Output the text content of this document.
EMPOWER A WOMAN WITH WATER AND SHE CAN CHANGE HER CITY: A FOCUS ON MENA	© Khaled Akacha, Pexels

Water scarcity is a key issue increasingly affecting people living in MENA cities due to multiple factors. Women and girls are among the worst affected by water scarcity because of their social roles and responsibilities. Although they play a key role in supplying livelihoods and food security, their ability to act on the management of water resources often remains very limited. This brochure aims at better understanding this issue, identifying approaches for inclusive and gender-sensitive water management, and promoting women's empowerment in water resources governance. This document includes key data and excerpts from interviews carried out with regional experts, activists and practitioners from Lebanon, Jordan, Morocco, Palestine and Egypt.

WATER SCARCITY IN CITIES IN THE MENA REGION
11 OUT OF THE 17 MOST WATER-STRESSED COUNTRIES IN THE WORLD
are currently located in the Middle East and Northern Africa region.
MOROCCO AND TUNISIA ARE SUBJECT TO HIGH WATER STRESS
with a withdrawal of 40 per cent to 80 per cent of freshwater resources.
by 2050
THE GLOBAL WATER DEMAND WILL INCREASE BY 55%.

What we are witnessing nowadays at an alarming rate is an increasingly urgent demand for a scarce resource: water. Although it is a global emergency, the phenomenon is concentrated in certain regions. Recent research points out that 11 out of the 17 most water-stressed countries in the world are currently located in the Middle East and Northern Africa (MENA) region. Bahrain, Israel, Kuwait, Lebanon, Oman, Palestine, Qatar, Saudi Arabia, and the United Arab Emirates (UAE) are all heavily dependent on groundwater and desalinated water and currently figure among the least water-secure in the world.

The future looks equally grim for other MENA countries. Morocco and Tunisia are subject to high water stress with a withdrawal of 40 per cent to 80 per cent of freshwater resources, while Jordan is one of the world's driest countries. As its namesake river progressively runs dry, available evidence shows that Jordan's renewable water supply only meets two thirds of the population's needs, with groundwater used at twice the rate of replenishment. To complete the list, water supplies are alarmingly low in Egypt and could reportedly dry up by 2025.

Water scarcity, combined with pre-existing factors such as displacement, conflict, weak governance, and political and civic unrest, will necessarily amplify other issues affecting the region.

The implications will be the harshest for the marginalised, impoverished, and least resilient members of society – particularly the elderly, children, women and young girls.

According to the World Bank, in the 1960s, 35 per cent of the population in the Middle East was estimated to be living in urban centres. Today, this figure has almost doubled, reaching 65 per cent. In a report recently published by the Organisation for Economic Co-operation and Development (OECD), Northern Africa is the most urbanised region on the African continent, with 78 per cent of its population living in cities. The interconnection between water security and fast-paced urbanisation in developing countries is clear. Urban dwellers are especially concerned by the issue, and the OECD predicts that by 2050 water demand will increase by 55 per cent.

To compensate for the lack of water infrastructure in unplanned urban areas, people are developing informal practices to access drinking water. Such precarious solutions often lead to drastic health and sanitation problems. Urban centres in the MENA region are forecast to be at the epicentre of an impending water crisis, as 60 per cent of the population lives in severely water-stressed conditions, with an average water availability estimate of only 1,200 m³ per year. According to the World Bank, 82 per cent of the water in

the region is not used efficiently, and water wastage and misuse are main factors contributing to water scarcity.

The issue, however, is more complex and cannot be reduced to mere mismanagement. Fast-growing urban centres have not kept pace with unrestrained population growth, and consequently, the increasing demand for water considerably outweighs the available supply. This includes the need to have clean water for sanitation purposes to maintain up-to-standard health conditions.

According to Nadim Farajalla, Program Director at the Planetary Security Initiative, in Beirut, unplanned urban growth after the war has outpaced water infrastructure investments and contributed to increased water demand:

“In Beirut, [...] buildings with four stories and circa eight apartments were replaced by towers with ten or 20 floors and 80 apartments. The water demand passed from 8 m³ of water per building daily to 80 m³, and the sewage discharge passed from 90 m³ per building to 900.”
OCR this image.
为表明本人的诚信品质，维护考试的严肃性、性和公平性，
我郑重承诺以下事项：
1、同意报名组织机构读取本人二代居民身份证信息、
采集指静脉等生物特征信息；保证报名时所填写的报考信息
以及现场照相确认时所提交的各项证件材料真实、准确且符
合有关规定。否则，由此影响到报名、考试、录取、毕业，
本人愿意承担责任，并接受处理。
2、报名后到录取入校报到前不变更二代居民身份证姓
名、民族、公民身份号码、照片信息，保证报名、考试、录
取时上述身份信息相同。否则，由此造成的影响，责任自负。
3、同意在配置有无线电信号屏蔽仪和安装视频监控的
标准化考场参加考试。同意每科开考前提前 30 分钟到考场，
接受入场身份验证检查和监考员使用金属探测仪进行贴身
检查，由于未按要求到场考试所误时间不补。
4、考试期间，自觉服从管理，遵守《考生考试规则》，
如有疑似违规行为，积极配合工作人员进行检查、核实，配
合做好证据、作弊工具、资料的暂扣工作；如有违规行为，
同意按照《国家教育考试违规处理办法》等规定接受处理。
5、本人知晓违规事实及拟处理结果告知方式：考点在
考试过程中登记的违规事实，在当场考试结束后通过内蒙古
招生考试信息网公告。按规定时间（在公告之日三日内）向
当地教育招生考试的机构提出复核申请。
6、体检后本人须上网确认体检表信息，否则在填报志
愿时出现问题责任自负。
□ □ □ □ □ □ □
All of the lines above need to be given again exactly.

RESULT BELOW -
Output the text content of this document.
EMPOWER A WOMAN WITH WATER AND SHE CAN CHANGE HER CITY: A FOCUS ON MENA	© Khaled Akacha, Pexels

Water scarcity is a key issue increasingly affecting people living in MENA cities due to multiple factors. Women and girls are among the worst affected by water scarcity because of their social roles and responsibilities. Although they play a key role in supplying livelihoods and food security, their ability to act on the management of water resources often remains very limited. This brochure aims at better understanding this issue, identifying approaches for inclusive and gender-sensitive water management, and promoting women's empowerment in water resources governance. This document includes key data and excerpts from interviews carried out with regional experts, activists and practitioners from Lebanon, Jordan, Morocco, Palestine and Egypt.

WATER SCARCITY IN CITIES IN THE MENA REGION
11 OUT OF THE 17 MOST WATER-STRESSED COUNTRIES IN THE WORLD
are currently located in the Middle East and Northern Africa region.
MOROCCO AND TUNISIA ARE SUBJECT TO HIGH WATER STRESS
with a withdrawal of 40 per cent to 80 per cent of freshwater resources.
by 2050
THE GLOBAL WATER DEMAND WILL INCREASE BY 55%.

What we are witnessing nowadays at an alarming rate is an increasingly urgent demand for a scarce resource: water. Although it is a global emergency, the phenomenon is concentrated in certain regions. Recent research points out that 11 out of the 17 most water-stressed countries in the world are currently located in the Middle East and Northern Africa (MENA) region. Bahrain, Israel, Kuwait, Lebanon, Oman, Palestine, Qatar, Saudi Arabia, and the United Arab Emirates (UAE) are all heavily dependent on groundwater and desalinated water and currently figure among the least water-secure in the world.

The future looks equally grim for other MENA countries. Morocco and Tunisia are subject to high water stress with a withdrawal of 40 per cent to 80 per cent of freshwater resources, while Jordan is one of the world's driest countries. As its namesake river progressively runs dry, available evidence shows that Jordan's renewable water supply only meets two thirds of the population's needs, with groundwater used at twice the rate of replenishment. To complete the list, water supplies are alarmingly low in Egypt and could reportedly dry up by 2025.

Water scarcity, combined with pre-existing factors such as displacement, conflict, weak governance, and political and civic unrest, will necessarily amplify other issues affecting the region.

The implications will be the harshest for the marginalised, impoverished, and least resilient members of society – particularly the elderly, children, women and young girls.

According to the World Bank, in the 1960s, 35 per cent of the population in the Middle East was estimated to be living in urban centres. Today, this figure has almost doubled, reaching 65 per cent. In a report recently published by the Organisation for Economic Co-operation and Development (OECD), Northern Africa is the most urbanised region on the African continent, with 78 per cent of its population living in cities. The interconnection between water security and fast-paced urbanisation in developing countries is clear. Urban dwellers are especially concerned by the issue, and the OECD predicts that by 2050 water demand will increase by 55 per cent.

To compensate for the lack of water infrastructure in unplanned urban areas, people are developing informal practices to access drinking water. Such precarious solutions often lead to drastic health and sanitation problems. Urban centres in the MENA region are forecast to be at the epicentre of an impending water crisis, as 60 per cent of the population lives in severely water-stressed conditions, with an average water availability estimate of only 1,200 m³ per year. According to the World Bank, 82 per cent of the water in

the region is not used efficiently, and water wastage and misuse are main factors contributing to water scarcity.

The issue, however, is more complex and cannot be reduced to mere mismanagement. Fast-growing urban centres have not kept pace with unrestrained population growth, and consequently, the increasing demand for water considerably outweighs the available supply. This includes the need to have clean water for sanitation purposes to maintain up-to-standard health conditions.

According to Nadim Farajalla, Program Director at the Planetary Security Initiative, in Beirut, unplanned urban growth after the war has outpaced water infrastructure investments and contributed to increased water demand:

“In Beirut, [...] buildings with four stories and circa eight apartments were replaced by towers with ten or 20 floors and 80 apartments. The water demand passed from 8 m³ of water per building daily to 80 m³, and the sewage discharge passed from 90 m³ per building to 900.”
OCR this image.
为表明本人的诚信品质，维护考试的严肃性、性和公平性，
我郑重承诺以下事项：
1、同意报名组织机构读取本人二代居民身份证信息、
采集指静脉等生物特征信息；保证报名时所填写的报考信息
以及现场照相确认时所提交的各项证件材料真实、准确且符
合有关规定。否则，由此影响到报名、考试、录取、毕业，
本人愿意承担责任，并接受处理。
2、报名后到录取入校报到前不变更二代居民身份证姓
名、民族、公民身份号码、照片信息，保证报名、考试、录
取时上述身份信息相同。否则，由此造成的影响，责任自负。
3、同意在配置有无线电信号屏蔽仪和安装视频监控的
标准化考场参加考试。同意每科开考前提前 30 分钟到考场，
接受入场身份验证检查和监考员使用金属探测仪进行贴身
检查，由于未按要求到场考试所误时间不补。
4、考试期间，自觉服从管理，遵守《考生考试规则》，
如有疑似违规行为，积极配合工作人员进行检查、核实，配
合做好证据、作弊工具、资料的暂扣工作；如有违规行为，
同意按照《国家教育考试违规处理办法》等规定接受处理。
5、本人知晓违规事实及拟处理结果告知方式：考点在
考试过程中登记的违规事实，在当场考试结束后通过内蒙古
招生考试信息网公告。按规定时间（在公告之日三日内）向
当地教育招生考试的机构提出复核申请。
6、体检后本人须上网确认体检表信息，否则在填报志
愿时出现问题责任自负。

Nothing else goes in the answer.